REQUIRED WORK: Write out all the lines again, precisely as they stand, but without the images.
----- GIVEN RECORDS -----
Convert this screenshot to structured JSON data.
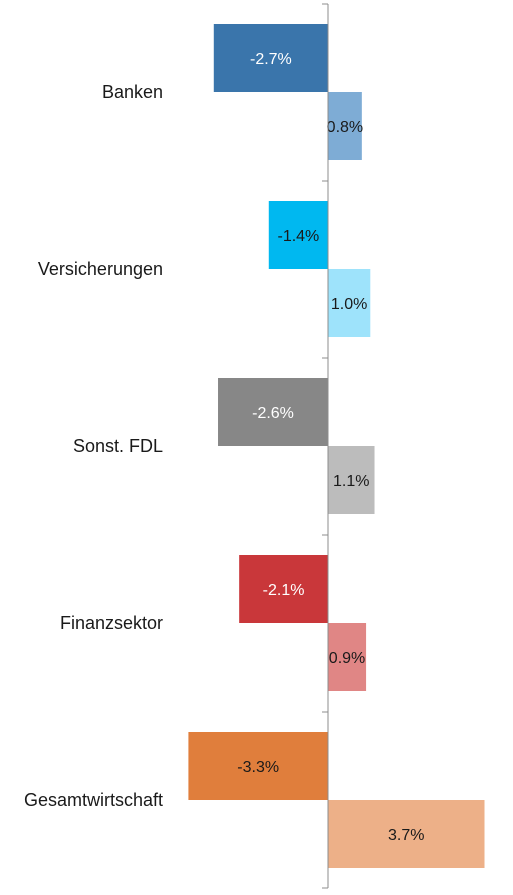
{
  "chart_data": {
    "type": "bar",
    "orientation": "horizontal",
    "categories": [
      "Banken",
      "Versicherungen",
      "Sonst. FDL",
      "Finanzsektor",
      "Gesamtwirtschaft"
    ],
    "series": [
      {
        "values": [
          -2.7,
          -1.4,
          -2.6,
          -2.1,
          -3.3
        ]
      },
      {
        "values": [
          0.8,
          1.0,
          1.1,
          0.9,
          3.7
        ]
      }
    ],
    "value_labels": [
      [
        "-2.7%",
        "-1.4%",
        "-2.6%",
        "-2.1%",
        "-3.3%"
      ],
      [
        "0.8%",
        "1.0%",
        "1.1%",
        "0.9%",
        "3.7%"
      ]
    ],
    "bar_colors": [
      [
        "#3a75ab",
        "#7eacd5"
      ],
      [
        "#00b8f0",
        "#9ee3fb"
      ],
      [
        "#878787",
        "#bcbcbc"
      ],
      [
        "#c9373a",
        "#e08685"
      ],
      [
        "#e07e3c",
        "#edb088"
      ]
    ],
    "label_colors": [
      [
        "#ffffff",
        "#1a1a1a"
      ],
      [
        "#1a1a1a",
        "#1a1a1a"
      ],
      [
        "#ffffff",
        "#1a1a1a"
      ],
      [
        "#ffffff",
        "#1a1a1a"
      ],
      [
        "#1a1a1a",
        "#1a1a1a"
      ]
    ],
    "axis_color": "#8c8c8c",
    "xlim": [
      -3.3,
      3.7
    ],
    "title": "",
    "xlabel": "",
    "ylabel": "",
    "grid": false,
    "legend": "none"
  }
}
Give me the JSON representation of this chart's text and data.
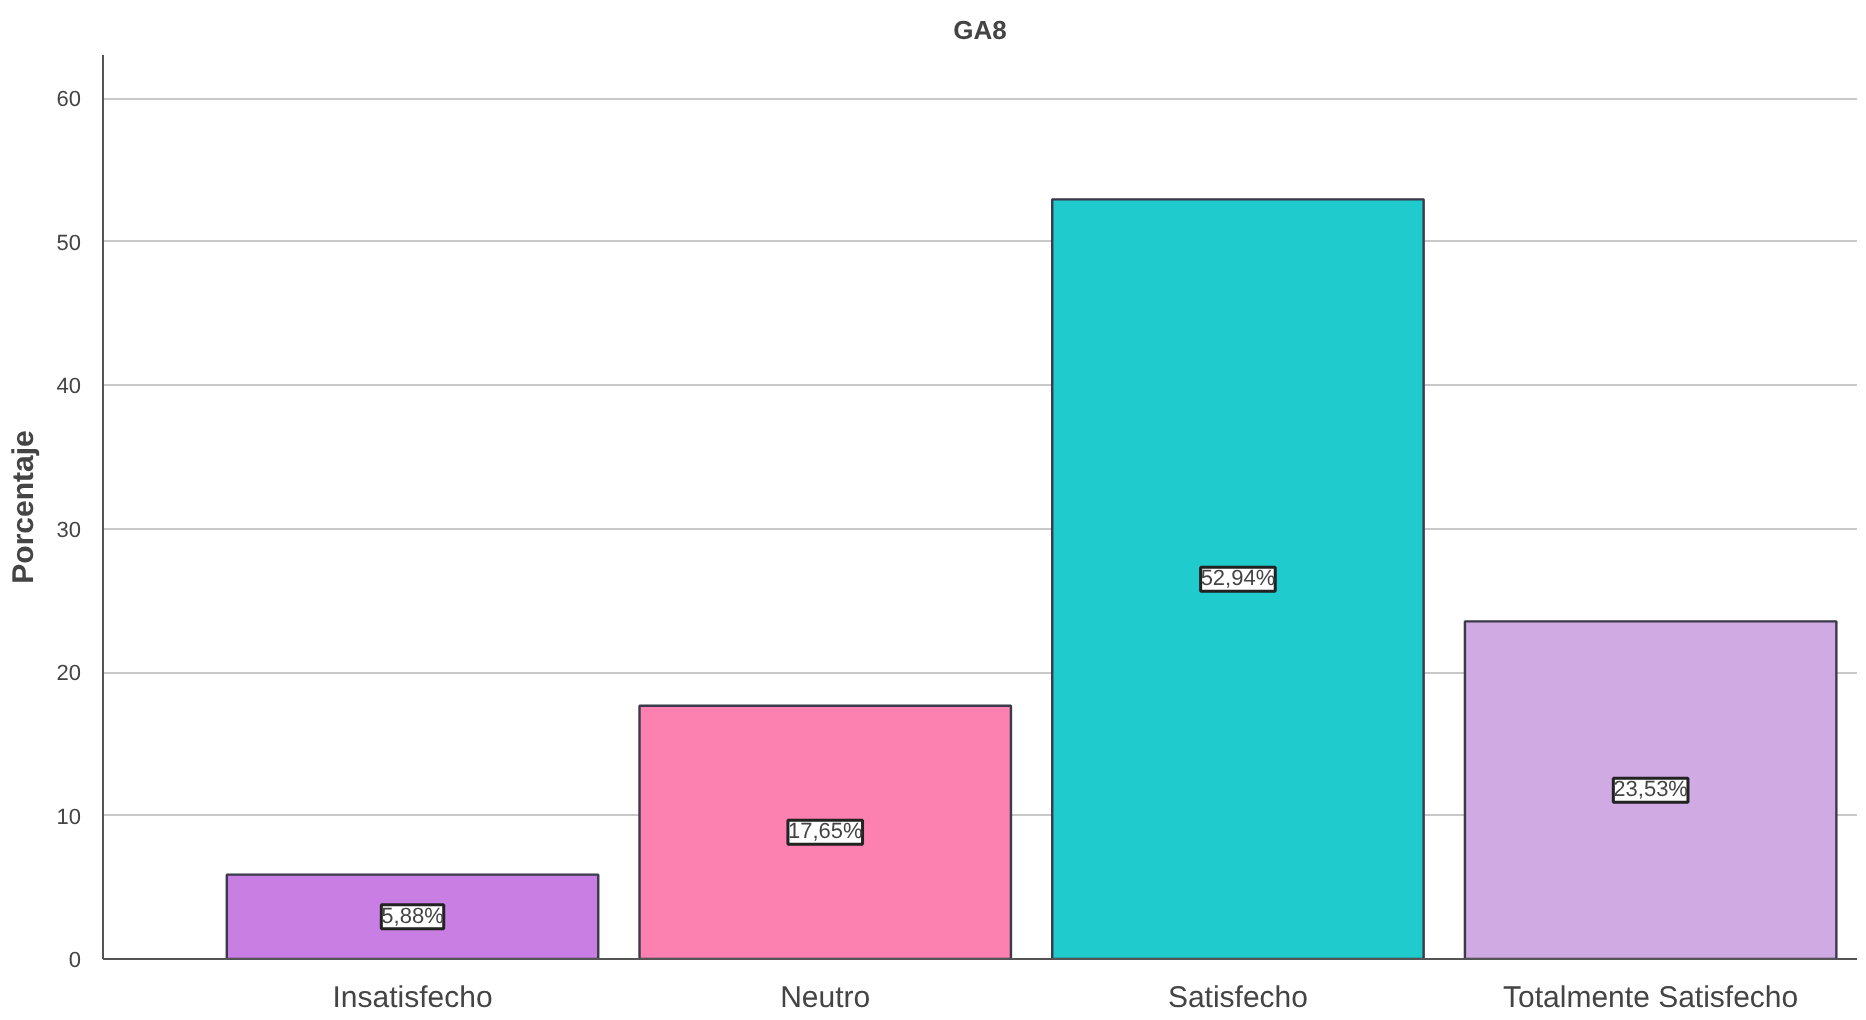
{
  "chart_data": {
    "type": "bar",
    "title": "GA8",
    "ylabel": "Porcentaje",
    "categories": [
      "Insatisfecho",
      "Neutro",
      "Satisfecho",
      "Totalmente Satisfecho"
    ],
    "values": [
      5.88,
      17.65,
      52.94,
      23.53
    ],
    "value_labels": [
      "5,88%",
      "17,65%",
      "52,94%",
      "23,53%"
    ],
    "colors": [
      "#c97ee3",
      "#fc80b0",
      "#1fcbcd",
      "#cfaae3"
    ],
    "ylim": [
      0,
      63
    ],
    "yticks": [
      0,
      10,
      20,
      30,
      40,
      50,
      60
    ],
    "grid": "y"
  }
}
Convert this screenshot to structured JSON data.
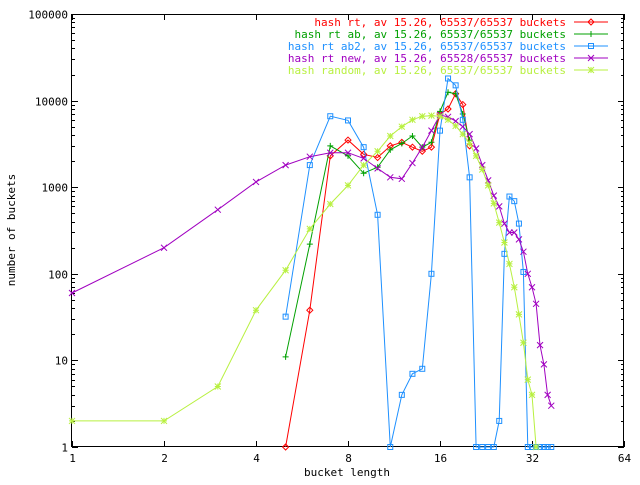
{
  "chart_data": {
    "type": "line",
    "title": "",
    "xlabel": "bucket length",
    "ylabel": "number of buckets",
    "xscale": "log2",
    "yscale": "log10",
    "xlim": [
      1,
      64
    ],
    "ylim": [
      1,
      100000
    ],
    "xticks": [
      1,
      2,
      4,
      8,
      16,
      32,
      64
    ],
    "xtick_labels": [
      "1",
      "2",
      "4",
      "8",
      "16",
      "32",
      "64"
    ],
    "yticks": [
      1,
      10,
      100,
      1000,
      10000,
      100000
    ],
    "ytick_labels": [
      "1",
      "10",
      "100",
      "1000",
      "10000",
      "100000"
    ],
    "grid": false,
    "legend_position": "top-right",
    "series": [
      {
        "name": "hash rt, av 15.26, 65537/65537 buckets",
        "color": "#ff0000",
        "marker": "diamond",
        "x": [
          5,
          6,
          7,
          8,
          9,
          10,
          11,
          12,
          13,
          14,
          15,
          16,
          17,
          18,
          19,
          20
        ],
        "y": [
          1,
          38,
          2300,
          3500,
          2400,
          2200,
          3000,
          3300,
          2900,
          2600,
          2900,
          7000,
          8000,
          12000,
          9000,
          3000
        ]
      },
      {
        "name": "hash rt ab, av 15.26, 65537/65537 buckets",
        "color": "#00a000",
        "marker": "plus",
        "x": [
          5,
          6,
          7,
          8,
          9,
          10,
          11,
          12,
          13,
          14,
          15,
          16,
          17,
          18,
          19,
          20
        ],
        "y": [
          11,
          220,
          3000,
          2300,
          1450,
          1700,
          2700,
          3200,
          3900,
          2900,
          3300,
          7500,
          12500,
          12000,
          7000,
          3500
        ]
      },
      {
        "name": "hash rt ab2, av 15.26, 65537/65537 buckets",
        "color": "#1e90ff",
        "marker": "square",
        "x": [
          5,
          6,
          7,
          8,
          9,
          10,
          11,
          12,
          13,
          14,
          15,
          16,
          17,
          18,
          19,
          20,
          21,
          22,
          23,
          24,
          25,
          26,
          27,
          28,
          29,
          30,
          31,
          32,
          33,
          34,
          35,
          36,
          37
        ],
        "y": [
          32,
          1800,
          6600,
          5900,
          2900,
          480,
          1,
          4,
          7,
          8,
          100,
          4500,
          18000,
          15000,
          6000,
          1300,
          1,
          1,
          1,
          1,
          2,
          170,
          780,
          690,
          380,
          105,
          1,
          1,
          1,
          1,
          1,
          1,
          1
        ]
      },
      {
        "name": "hash rt new, av 15.26, 65528/65537 buckets",
        "color": "#a000c0",
        "marker": "x",
        "x": [
          1,
          2,
          3,
          4,
          5,
          6,
          7,
          8,
          9,
          10,
          11,
          12,
          13,
          14,
          15,
          16,
          17,
          18,
          19,
          20,
          21,
          22,
          23,
          24,
          25,
          26,
          27,
          28,
          29,
          30,
          31,
          32,
          33,
          34,
          35,
          36,
          37
        ],
        "y": [
          60,
          200,
          550,
          1150,
          1800,
          2250,
          2500,
          2500,
          2150,
          1650,
          1300,
          1250,
          1900,
          2900,
          4500,
          6800,
          6500,
          5800,
          5000,
          4100,
          2800,
          1800,
          1200,
          800,
          600,
          380,
          300,
          300,
          250,
          180,
          100,
          70,
          45,
          15,
          9,
          4,
          3
        ]
      },
      {
        "name": "hash random, av 15.26, 65537/65537 buckets",
        "color": "#b8f040",
        "marker": "star",
        "x": [
          1,
          2,
          3,
          4,
          5,
          6,
          7,
          8,
          9,
          10,
          11,
          12,
          13,
          14,
          15,
          16,
          17,
          18,
          19,
          20,
          21,
          22,
          23,
          24,
          25,
          26,
          27,
          28,
          29,
          30,
          31,
          32,
          33
        ],
        "y": [
          2,
          2,
          5,
          38,
          110,
          330,
          640,
          1050,
          1800,
          2600,
          3900,
          5000,
          6000,
          6600,
          6700,
          6600,
          6000,
          5100,
          4100,
          3200,
          2300,
          1600,
          1050,
          650,
          390,
          230,
          130,
          70,
          34,
          16,
          6,
          4,
          1
        ]
      }
    ]
  }
}
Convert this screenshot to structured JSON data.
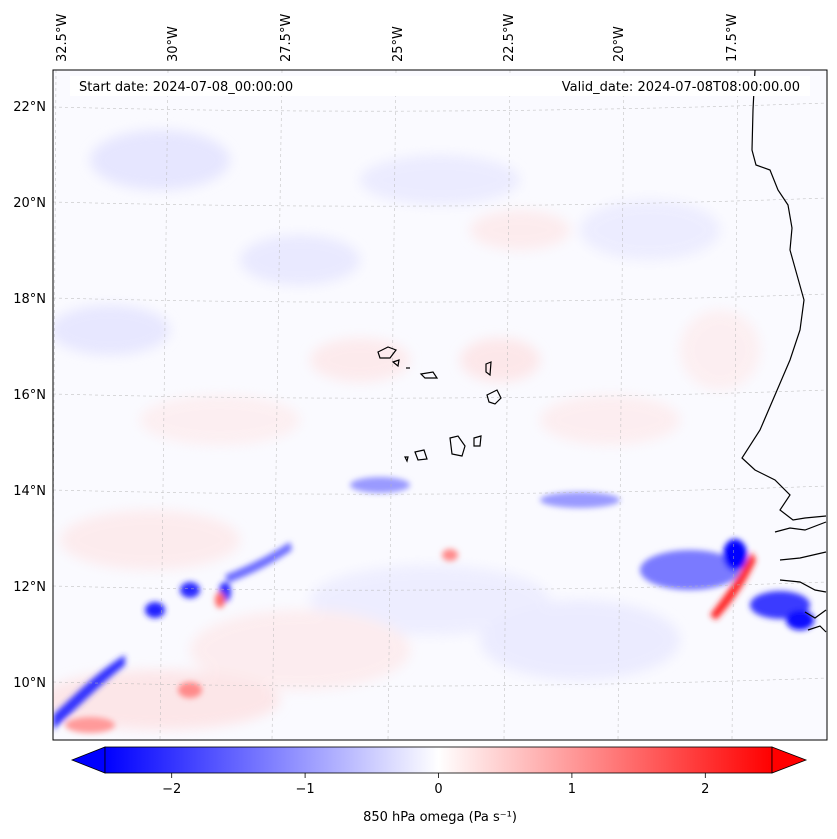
{
  "map": {
    "start_date": "Start date: 2024-07-08_00:00:00",
    "valid_date": "Valid_date: 2024-07-08T08:00:00.00",
    "lon_labels": [
      "32.5°W",
      "30°W",
      "27.5°W",
      "25°W",
      "22.5°W",
      "20°W",
      "17.5°W"
    ],
    "lat_labels": [
      "22°N",
      "20°N",
      "18°N",
      "16°N",
      "14°N",
      "12°N",
      "10°N"
    ],
    "field": "850 hPa omega",
    "colormap": "bwr",
    "colors": {
      "negative": "#0000ff",
      "zero": "#ffffff",
      "positive": "#ff0000",
      "coast": "#000000"
    }
  },
  "colorbar": {
    "label": "850 hPa omega (Pa s⁻¹)",
    "ticks": [
      "−2",
      "−1",
      "0",
      "1",
      "2"
    ],
    "tick_values": [
      -2,
      -1,
      0,
      1,
      2
    ],
    "range": [
      -2.5,
      2.5
    ],
    "extend": "both"
  }
}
-----
EXERCISE SOLUTION:
Convert this screenshot to structured JSON data.
{
  "chart_data": {
    "type": "bar",
    "orientation": "horizontal",
    "categories": [
      "Banken",
      "Versicherungen",
      "Sonst. FDL",
      "Finanzsektor",
      "Gesamtwirtschaft"
    ],
    "series": [
      {
        "values": [
          -2.7,
          -1.4,
          -2.6,
          -2.1,
          -3.3
        ]
      },
      {
        "values": [
          0.8,
          1.0,
          1.1,
          0.9,
          3.7
        ]
      }
    ],
    "value_labels": [
      [
        "-2.7%",
        "-1.4%",
        "-2.6%",
        "-2.1%",
        "-3.3%"
      ],
      [
        "0.8%",
        "1.0%",
        "1.1%",
        "0.9%",
        "3.7%"
      ]
    ],
    "bar_colors": [
      [
        "#3a75ab",
        "#7eacd5"
      ],
      [
        "#00b8f0",
        "#9ee3fb"
      ],
      [
        "#878787",
        "#bcbcbc"
      ],
      [
        "#c9373a",
        "#e08685"
      ],
      [
        "#e07e3c",
        "#edb088"
      ]
    ],
    "label_colors": [
      [
        "#ffffff",
        "#1a1a1a"
      ],
      [
        "#1a1a1a",
        "#1a1a1a"
      ],
      [
        "#ffffff",
        "#1a1a1a"
      ],
      [
        "#ffffff",
        "#1a1a1a"
      ],
      [
        "#1a1a1a",
        "#1a1a1a"
      ]
    ],
    "axis_color": "#8c8c8c",
    "xlim": [
      -3.3,
      3.7
    ],
    "title": "",
    "xlabel": "",
    "ylabel": "",
    "grid": false,
    "legend": "none"
  }
}
Give me the JSON representation of this chart's text and data.
{
  "chart_data": {
    "type": "bar",
    "title": "GA8",
    "ylabel": "Porcentaje",
    "categories": [
      "Insatisfecho",
      "Neutro",
      "Satisfecho",
      "Totalmente Satisfecho"
    ],
    "values": [
      5.88,
      17.65,
      52.94,
      23.53
    ],
    "value_labels": [
      "5,88%",
      "17,65%",
      "52,94%",
      "23,53%"
    ],
    "colors": [
      "#c97ee3",
      "#fc80b0",
      "#1fcbcd",
      "#cfaae3"
    ],
    "ylim": [
      0,
      63
    ],
    "yticks": [
      0,
      10,
      20,
      30,
      40,
      50,
      60
    ],
    "grid": "y"
  }
}
Convert this screenshot to structured JSON data.
{
  "chart_data": {
    "type": "line",
    "title": "",
    "xlabel": "bucket length",
    "ylabel": "number of buckets",
    "xscale": "log2",
    "yscale": "log10",
    "xlim": [
      1,
      64
    ],
    "ylim": [
      1,
      100000
    ],
    "xticks": [
      1,
      2,
      4,
      8,
      16,
      32,
      64
    ],
    "xtick_labels": [
      "1",
      "2",
      "4",
      "8",
      "16",
      "32",
      "64"
    ],
    "yticks": [
      1,
      10,
      100,
      1000,
      10000,
      100000
    ],
    "ytick_labels": [
      "1",
      "10",
      "100",
      "1000",
      "10000",
      "100000"
    ],
    "grid": false,
    "legend_position": "top-right",
    "series": [
      {
        "name": "hash rt, av 15.26, 65537/65537 buckets",
        "color": "#ff0000",
        "marker": "diamond",
        "x": [
          5,
          6,
          7,
          8,
          9,
          10,
          11,
          12,
          13,
          14,
          15,
          16,
          17,
          18,
          19,
          20
        ],
        "y": [
          1,
          38,
          2300,
          3500,
          2400,
          2200,
          3000,
          3300,
          2900,
          2600,
          2900,
          7000,
          8000,
          12000,
          9000,
          3000
        ]
      },
      {
        "name": "hash rt ab, av 15.26, 65537/65537 buckets",
        "color": "#00a000",
        "marker": "plus",
        "x": [
          5,
          6,
          7,
          8,
          9,
          10,
          11,
          12,
          13,
          14,
          15,
          16,
          17,
          18,
          19,
          20
        ],
        "y": [
          11,
          220,
          3000,
          2300,
          1450,
          1700,
          2700,
          3200,
          3900,
          2900,
          3300,
          7500,
          12500,
          12000,
          7000,
          3500
        ]
      },
      {
        "name": "hash rt ab2, av 15.26, 65537/65537 buckets",
        "color": "#1e90ff",
        "marker": "square",
        "x": [
          5,
          6,
          7,
          8,
          9,
          10,
          11,
          12,
          13,
          14,
          15,
          16,
          17,
          18,
          19,
          20,
          21,
          22,
          23,
          24,
          25,
          26,
          27,
          28,
          29,
          30,
          31,
          32,
          33,
          34,
          35,
          36,
          37
        ],
        "y": [
          32,
          1800,
          6600,
          5900,
          2900,
          480,
          1,
          4,
          7,
          8,
          100,
          4500,
          18000,
          15000,
          6000,
          1300,
          1,
          1,
          1,
          1,
          2,
          170,
          780,
          690,
          380,
          105,
          1,
          1,
          1,
          1,
          1,
          1,
          1
        ]
      },
      {
        "name": "hash rt new, av 15.26, 65528/65537 buckets",
        "color": "#a000c0",
        "marker": "x",
        "x": [
          1,
          2,
          3,
          4,
          5,
          6,
          7,
          8,
          9,
          10,
          11,
          12,
          13,
          14,
          15,
          16,
          17,
          18,
          19,
          20,
          21,
          22,
          23,
          24,
          25,
          26,
          27,
          28,
          29,
          30,
          31,
          32,
          33,
          34,
          35,
          36,
          37
        ],
        "y": [
          60,
          200,
          550,
          1150,
          1800,
          2250,
          2500,
          2500,
          2150,
          1650,
          1300,
          1250,
          1900,
          2900,
          4500,
          6800,
          6500,
          5800,
          5000,
          4100,
          2800,
          1800,
          1200,
          800,
          600,
          380,
          300,
          300,
          250,
          180,
          100,
          70,
          45,
          15,
          9,
          4,
          3
        ]
      },
      {
        "name": "hash random, av 15.26, 65537/65537 buckets",
        "color": "#b8f040",
        "marker": "star",
        "x": [
          1,
          2,
          3,
          4,
          5,
          6,
          7,
          8,
          9,
          10,
          11,
          12,
          13,
          14,
          15,
          16,
          17,
          18,
          19,
          20,
          21,
          22,
          23,
          24,
          25,
          26,
          27,
          28,
          29,
          30,
          31,
          32,
          33
        ],
        "y": [
          2,
          2,
          5,
          38,
          110,
          330,
          640,
          1050,
          1800,
          2600,
          3900,
          5000,
          6000,
          6600,
          6700,
          6600,
          6000,
          5100,
          4100,
          3200,
          2300,
          1600,
          1050,
          650,
          390,
          230,
          130,
          70,
          34,
          16,
          6,
          4,
          1
        ]
      }
    ]
  }
}
Convert this screenshot to structured JSON data.
{
  "map": {
    "start_date": "Start date: 2024-07-08_00:00:00",
    "valid_date": "Valid_date: 2024-07-08T08:00:00.00",
    "lon_labels": [
      "32.5°W",
      "30°W",
      "27.5°W",
      "25°W",
      "22.5°W",
      "20°W",
      "17.5°W"
    ],
    "lat_labels": [
      "22°N",
      "20°N",
      "18°N",
      "16°N",
      "14°N",
      "12°N",
      "10°N"
    ],
    "field": "850 hPa omega",
    "colormap": "bwr",
    "colors": {
      "negative": "#0000ff",
      "zero": "#ffffff",
      "positive": "#ff0000",
      "coast": "#000000"
    }
  },
  "colorbar": {
    "label": "850 hPa omega (Pa s⁻¹)",
    "ticks": [
      "−2",
      "−1",
      "0",
      "1",
      "2"
    ],
    "tick_values": [
      -2,
      -1,
      0,
      1,
      2
    ],
    "range": [
      -2.5,
      2.5
    ],
    "extend": "both"
  }
}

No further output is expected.